-------- RECORDS FOR THE TASK --------
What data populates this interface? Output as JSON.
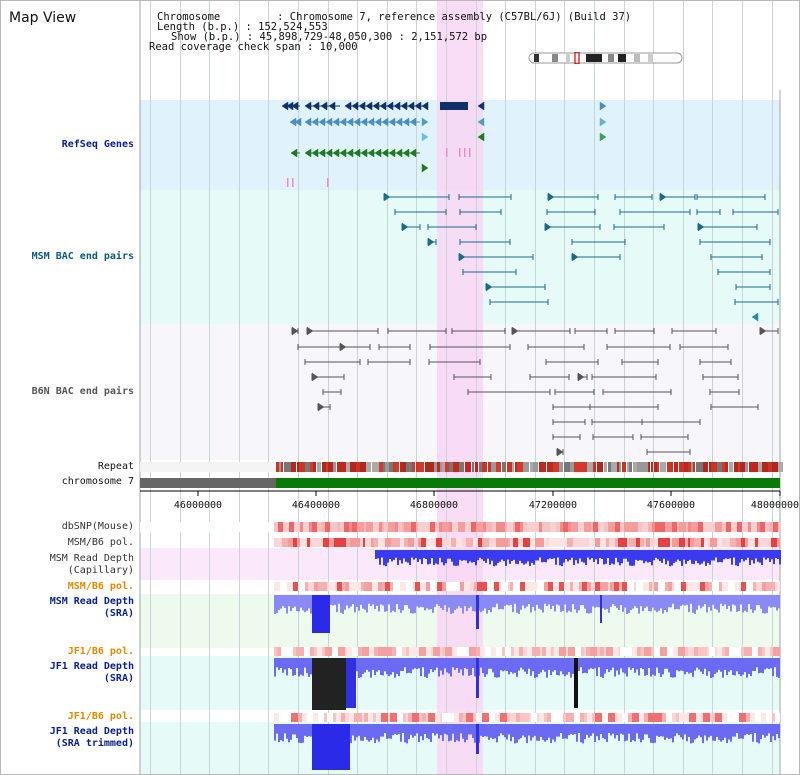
{
  "title": "Map View",
  "info": {
    "chromosome": "Chromosome         : Chromosome 7, reference assembly (C57BL/6J) (Build 37)",
    "length": "Length (b.p.) : 152,524,553",
    "show": "Show (b.p.) : 45,898,729-48,050,300 : 2,151,572 bp",
    "span": "Read coverage check span : 10,000"
  },
  "tracks": {
    "refseq": "RefSeq Genes",
    "msm_bac": "MSM BAC end pairs",
    "b6n_bac": "B6N BAC end pairs",
    "repeat": "Repeat",
    "chromosome": "chromosome 7",
    "dbsnp": "dbSNP(Mouse)",
    "msm_b6_pol": "MSM/B6 pol.",
    "msm_depth_cap_1": "MSM Read Depth",
    "msm_depth_cap_2": "(Capillary)",
    "msm_b6_pol_2": "MSM/B6 pol.",
    "msm_depth_sra_1": "MSM Read Depth",
    "msm_depth_sra_2": "(SRA)",
    "jf1_b6_pol": "JF1/B6 pol.",
    "jf1_depth_sra_1": "JF1 Read Depth",
    "jf1_depth_sra_2": "(SRA)",
    "jf1_b6_pol_2": "JF1/B6 pol.",
    "jf1_depth_trim_1": "JF1 Read Depth",
    "jf1_depth_trim_2": "(SRA trimmed)"
  },
  "axis": {
    "ticks": [
      "46000000",
      "46400000",
      "46800000",
      "47200000",
      "47600000",
      "48000000"
    ]
  },
  "colors": {
    "refseq_bg": "#e0f2fb",
    "msm_bg": "#e6fbf8",
    "b6n_bg": "#f6f6fb",
    "highlight": "#f8d6f4",
    "gene_dark": "#10306a",
    "gene_mid": "#4a8ec0",
    "gene_green": "#1f7a1f",
    "msm_pair": "#1a6a8a",
    "b6n_pair": "#555555",
    "label_blue": "#0a1f8f",
    "label_teal": "#0a5a7a",
    "label_orange": "#e08a00"
  }
}
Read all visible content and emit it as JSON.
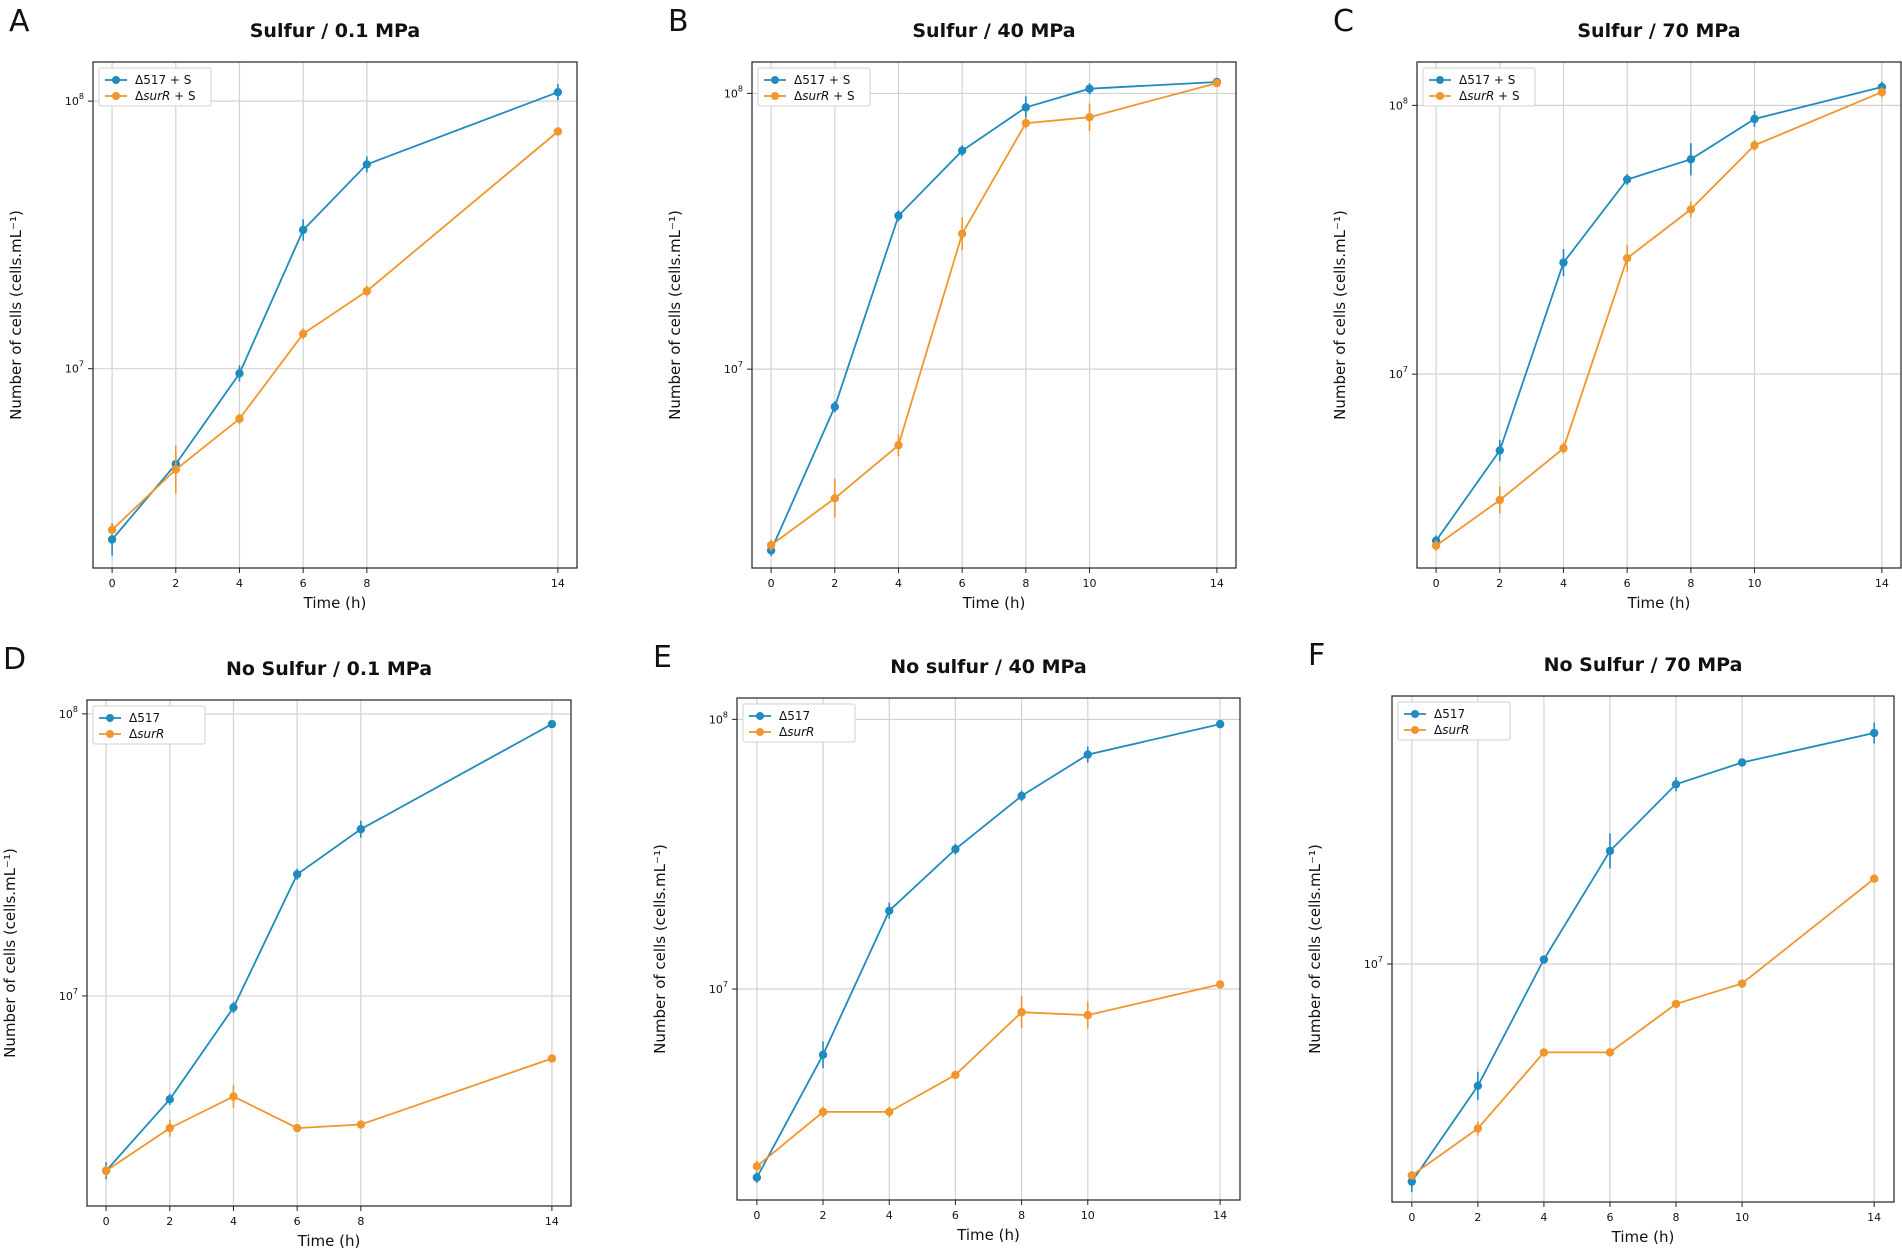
{
  "colors": {
    "blue": "#1f8bbf",
    "orange": "#f0962c"
  },
  "chart_data": [
    {
      "panel": "A",
      "type": "line",
      "title": "Sulfur / 0.1 MPa",
      "xlabel": "Time (h)",
      "ylabel": "Number of cells (cells.mL⁻¹)",
      "yscale": "log",
      "ylim": [
        1800000,
        140000000
      ],
      "xticks": [
        0,
        2,
        4,
        6,
        8,
        14
      ],
      "xlim": [
        -0.6,
        14.6
      ],
      "ytick_labels": [
        {
          "value": 10000000,
          "exp": "7"
        },
        {
          "value": 100000000,
          "exp": "8"
        }
      ],
      "legend": "top-left",
      "series": [
        {
          "name": "Δ517 + S",
          "legend_prefix": "Δ517 + S",
          "legend_italic": "",
          "legend_suffix": "",
          "color": "#1f8bbf",
          "x": [
            0,
            2,
            4,
            6,
            8,
            14
          ],
          "y": [
            2300000,
            4400000,
            9600000,
            33000000,
            58000000,
            108000000
          ],
          "err": [
            0.06,
            0.04,
            0.03,
            0.04,
            0.03,
            0.03
          ]
        },
        {
          "name": "ΔsurR + S",
          "legend_prefix": "Δ",
          "legend_italic": "surR",
          "legend_suffix": " + S",
          "color": "#f0962c",
          "x": [
            0,
            2,
            4,
            6,
            8,
            14
          ],
          "y": [
            2500000,
            4200000,
            6500000,
            13500000,
            19500000,
            77000000
          ],
          "err": [
            0.02,
            0.09,
            0.02,
            0.02,
            0.02,
            0.01
          ]
        }
      ]
    },
    {
      "panel": "B",
      "type": "line",
      "title": "Sulfur / 40 MPa",
      "xlabel": "Time (h)",
      "ylabel": "Number of cells (cells.mL⁻¹)",
      "yscale": "log",
      "ylim": [
        1900000,
        130000000
      ],
      "xticks": [
        0,
        2,
        4,
        6,
        8,
        10,
        14
      ],
      "xlim": [
        -0.6,
        14.6
      ],
      "ytick_labels": [
        {
          "value": 10000000,
          "exp": "7"
        },
        {
          "value": 100000000,
          "exp": "8"
        }
      ],
      "legend": "top-left",
      "series": [
        {
          "name": "Δ517 + S",
          "legend_prefix": "Δ517 + S",
          "legend_italic": "",
          "legend_suffix": "",
          "color": "#1f8bbf",
          "x": [
            0,
            2,
            4,
            6,
            8,
            10,
            14
          ],
          "y": [
            2200000,
            7300000,
            36000000,
            62000000,
            89000000,
            104000000,
            110000000
          ],
          "err": [
            0.02,
            0.02,
            0.02,
            0.02,
            0.04,
            0.02,
            0.01
          ]
        },
        {
          "name": "ΔsurR + S",
          "legend_prefix": "Δ",
          "legend_italic": "surR",
          "legend_suffix": " + S",
          "color": "#f0962c",
          "x": [
            0,
            2,
            4,
            6,
            8,
            10,
            14
          ],
          "y": [
            2300000,
            3400000,
            5300000,
            31000000,
            78000000,
            82000000,
            109000000
          ],
          "err": [
            0.02,
            0.07,
            0.04,
            0.06,
            0.02,
            0.05,
            0.01
          ]
        }
      ]
    },
    {
      "panel": "C",
      "type": "line",
      "title": "Sulfur / 70 MPa",
      "xlabel": "Time (h)",
      "ylabel": "Number of cells (cells.mL⁻¹)",
      "yscale": "log",
      "ylim": [
        1900000,
        145000000
      ],
      "xticks": [
        0,
        2,
        4,
        6,
        8,
        10,
        14
      ],
      "xlim": [
        -0.6,
        14.6
      ],
      "ytick_labels": [
        {
          "value": 10000000,
          "exp": "7"
        },
        {
          "value": 100000000,
          "exp": "8"
        }
      ],
      "legend": "top-left",
      "series": [
        {
          "name": "Δ517 + S",
          "legend_prefix": "Δ517 + S",
          "legend_italic": "",
          "legend_suffix": "",
          "color": "#1f8bbf",
          "x": [
            0,
            2,
            4,
            6,
            8,
            10,
            14
          ],
          "y": [
            2400000,
            5200000,
            26000000,
            53000000,
            63000000,
            89000000,
            117000000
          ],
          "err": [
            0.02,
            0.04,
            0.05,
            0.02,
            0.06,
            0.03,
            0.02
          ]
        },
        {
          "name": "ΔsurR + S",
          "legend_prefix": "Δ",
          "legend_italic": "surR",
          "legend_suffix": " + S",
          "color": "#f0962c",
          "x": [
            0,
            2,
            4,
            6,
            8,
            10,
            14
          ],
          "y": [
            2300000,
            3400000,
            5300000,
            27000000,
            41000000,
            71000000,
            112000000
          ],
          "err": [
            0.02,
            0.05,
            0.02,
            0.05,
            0.03,
            0.02,
            0.02
          ]
        }
      ]
    },
    {
      "panel": "D",
      "type": "line",
      "title": "No Sulfur / 0.1 MPa",
      "xlabel": "Time (h)",
      "ylabel": "Number of cells (cells.mL⁻¹)",
      "yscale": "log",
      "ylim": [
        1800000,
        112000000
      ],
      "xticks": [
        0,
        2,
        4,
        6,
        8,
        14
      ],
      "xlim": [
        -0.6,
        14.6
      ],
      "ytick_labels": [
        {
          "value": 10000000,
          "exp": "7"
        },
        {
          "value": 100000000,
          "exp": "8"
        }
      ],
      "legend": "top-left",
      "series": [
        {
          "name": "Δ517",
          "legend_prefix": "Δ517",
          "legend_italic": "",
          "legend_suffix": "",
          "color": "#1f8bbf",
          "x": [
            0,
            2,
            4,
            6,
            8,
            14
          ],
          "y": [
            2400000,
            4300000,
            9100000,
            27000000,
            39000000,
            92000000
          ],
          "err": [
            0.03,
            0.02,
            0.02,
            0.02,
            0.03,
            0.01
          ]
        },
        {
          "name": "ΔsurR",
          "legend_prefix": "Δ",
          "legend_italic": "surR",
          "legend_suffix": "",
          "color": "#f0962c",
          "x": [
            0,
            2,
            4,
            6,
            8,
            14
          ],
          "y": [
            2400000,
            3400000,
            4400000,
            3400000,
            3500000,
            6000000
          ],
          "err": [
            0.02,
            0.03,
            0.04,
            0.01,
            0.01,
            0.01
          ]
        }
      ]
    },
    {
      "panel": "E",
      "type": "line",
      "title": "No sulfur / 40 MPa",
      "xlabel": "Time (h)",
      "ylabel": "Number of cells (cells.mL⁻¹)",
      "yscale": "log",
      "ylim": [
        1650000,
        120000000
      ],
      "xticks": [
        0,
        2,
        4,
        6,
        8,
        10,
        14
      ],
      "xlim": [
        -0.6,
        14.6
      ],
      "ytick_labels": [
        {
          "value": 10000000,
          "exp": "7"
        },
        {
          "value": 100000000,
          "exp": "8"
        }
      ],
      "legend": "top-left",
      "series": [
        {
          "name": "Δ517",
          "legend_prefix": "Δ517",
          "legend_italic": "",
          "legend_suffix": "",
          "color": "#1f8bbf",
          "x": [
            0,
            2,
            4,
            6,
            8,
            10,
            14
          ],
          "y": [
            2000000,
            5700000,
            19500000,
            33000000,
            52000000,
            74000000,
            96000000
          ],
          "err": [
            0.02,
            0.05,
            0.03,
            0.02,
            0.02,
            0.03,
            0.01
          ]
        },
        {
          "name": "ΔsurR",
          "legend_prefix": "Δ",
          "legend_italic": "surR",
          "legend_suffix": "",
          "color": "#f0962c",
          "x": [
            0,
            2,
            4,
            6,
            8,
            10,
            14
          ],
          "y": [
            2200000,
            3500000,
            3500000,
            4800000,
            8200000,
            8000000,
            10400000
          ],
          "err": [
            0.02,
            0.02,
            0.02,
            0.01,
            0.06,
            0.05,
            0.01
          ]
        }
      ]
    },
    {
      "panel": "F",
      "type": "line",
      "title": "No Sulfur / 70 MPa",
      "xlabel": "Time (h)",
      "ylabel": "Number of cells (cells.mL⁻¹)",
      "yscale": "log",
      "ylim": [
        2100000,
        58000000
      ],
      "xticks": [
        0,
        2,
        4,
        6,
        8,
        10,
        14
      ],
      "xlim": [
        -0.6,
        14.6
      ],
      "ytick_labels": [
        {
          "value": 10000000,
          "exp": "7"
        }
      ],
      "legend": "top-left",
      "series": [
        {
          "name": "Δ517",
          "legend_prefix": "Δ517",
          "legend_italic": "",
          "legend_suffix": "",
          "color": "#1f8bbf",
          "x": [
            0,
            2,
            4,
            6,
            8,
            10,
            14
          ],
          "y": [
            2400000,
            4500000,
            10300000,
            21000000,
            32500000,
            37500000,
            45500000
          ],
          "err": [
            0.03,
            0.04,
            0.01,
            0.05,
            0.02,
            0.01,
            0.03
          ]
        },
        {
          "name": "ΔsurR",
          "legend_prefix": "Δ",
          "legend_italic": "surR",
          "legend_suffix": "",
          "color": "#f0962c",
          "x": [
            0,
            2,
            4,
            6,
            8,
            10,
            14
          ],
          "y": [
            2500000,
            3400000,
            5600000,
            5600000,
            7700000,
            8800000,
            17500000
          ],
          "err": [
            0.01,
            0.02,
            0.01,
            0.01,
            0.01,
            0.01,
            0.01
          ]
        }
      ]
    }
  ]
}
--------
PROBLEM STATEMENT: Pick every line from the listing holding the string "title", and copy it.

TASK ANSWER:
  "title": "Map View",
      "title": "Sulfur / 0.1 MPa",
      "title": "Sulfur / 40 MPa",
      "title": "Sulfur / 70 MPa",
      "title": "No Sulfur / 0.1 MPa",
      "title": "No sulfur / 40 MPa",
      "title": "No Sulfur / 70 MPa",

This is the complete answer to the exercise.